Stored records
_ _ _

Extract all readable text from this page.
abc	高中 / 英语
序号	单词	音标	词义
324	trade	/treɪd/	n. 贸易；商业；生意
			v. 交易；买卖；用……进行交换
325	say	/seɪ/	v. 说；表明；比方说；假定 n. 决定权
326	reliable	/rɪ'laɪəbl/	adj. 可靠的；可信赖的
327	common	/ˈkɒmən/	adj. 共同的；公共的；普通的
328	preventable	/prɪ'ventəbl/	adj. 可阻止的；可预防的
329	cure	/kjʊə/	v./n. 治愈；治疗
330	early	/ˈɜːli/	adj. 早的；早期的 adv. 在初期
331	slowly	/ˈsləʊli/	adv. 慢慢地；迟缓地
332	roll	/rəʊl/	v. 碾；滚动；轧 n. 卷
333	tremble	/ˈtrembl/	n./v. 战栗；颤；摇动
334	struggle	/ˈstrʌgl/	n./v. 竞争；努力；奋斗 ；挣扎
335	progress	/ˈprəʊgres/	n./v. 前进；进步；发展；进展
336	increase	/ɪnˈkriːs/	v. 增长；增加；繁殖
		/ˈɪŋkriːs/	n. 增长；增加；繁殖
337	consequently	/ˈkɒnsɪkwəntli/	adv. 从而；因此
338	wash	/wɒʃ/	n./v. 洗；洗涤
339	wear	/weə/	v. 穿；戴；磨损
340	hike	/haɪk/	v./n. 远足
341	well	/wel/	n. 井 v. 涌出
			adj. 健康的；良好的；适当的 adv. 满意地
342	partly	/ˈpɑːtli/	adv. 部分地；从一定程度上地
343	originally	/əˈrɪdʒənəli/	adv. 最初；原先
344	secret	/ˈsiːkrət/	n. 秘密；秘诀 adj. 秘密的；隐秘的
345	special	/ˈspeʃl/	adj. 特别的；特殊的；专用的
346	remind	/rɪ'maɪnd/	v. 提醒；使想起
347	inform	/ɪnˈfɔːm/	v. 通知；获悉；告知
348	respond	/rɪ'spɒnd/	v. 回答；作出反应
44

_ _ _

▶ **Exercise aim**
Please repeat the material above, word for word and in full.

▶ **Response to this task**
Extract all readable text from this page.
abc	高中 / 英语
序号	单词	音标	词义
324	trade	/treɪd/	n. 贸易；商业；生意
			v. 交易；买卖；用……进行交换
325	say	/seɪ/	v. 说；表明；比方说；假定 n. 决定权
326	reliable	/rɪ'laɪəbl/	adj. 可靠的；可信赖的
327	common	/ˈkɒmən/	adj. 共同的；公共的；普通的
328	preventable	/prɪ'ventəbl/	adj. 可阻止的；可预防的
329	cure	/kjʊə/	v./n. 治愈；治疗
330	early	/ˈɜːli/	adj. 早的；早期的 adv. 在初期
331	slowly	/ˈsləʊli/	adv. 慢慢地；迟缓地
332	roll	/rəʊl/	v. 碾；滚动；轧 n. 卷
333	tremble	/ˈtrembl/	n./v. 战栗；颤；摇动
334	struggle	/ˈstrʌgl/	n./v. 竞争；努力；奋斗 ；挣扎
335	progress	/ˈprəʊgres/	n./v. 前进；进步；发展；进展
336	increase	/ɪnˈkriːs/	v. 增长；增加；繁殖
		/ˈɪŋkriːs/	n. 增长；增加；繁殖
337	consequently	/ˈkɒnsɪkwəntli/	adv. 从而；因此
338	wash	/wɒʃ/	n./v. 洗；洗涤
339	wear	/weə/	v. 穿；戴；磨损
340	hike	/haɪk/	v./n. 远足
341	well	/wel/	n. 井 v. 涌出
			adj. 健康的；良好的；适当的 adv. 满意地
342	partly	/ˈpɑːtli/	adv. 部分地；从一定程度上地
343	originally	/əˈrɪdʒənəli/	adv. 最初；原先
344	secret	/ˈsiːkrət/	n. 秘密；秘诀 adj. 秘密的；隐秘的
345	special	/ˈspeʃl/	adj. 特别的；特殊的；专用的
346	remind	/rɪ'maɪnd/	v. 提醒；使想起
347	inform	/ɪnˈfɔːm/	v. 通知；获悉；告知
348	respond	/rɪ'spɒnd/	v. 回答；作出反应
44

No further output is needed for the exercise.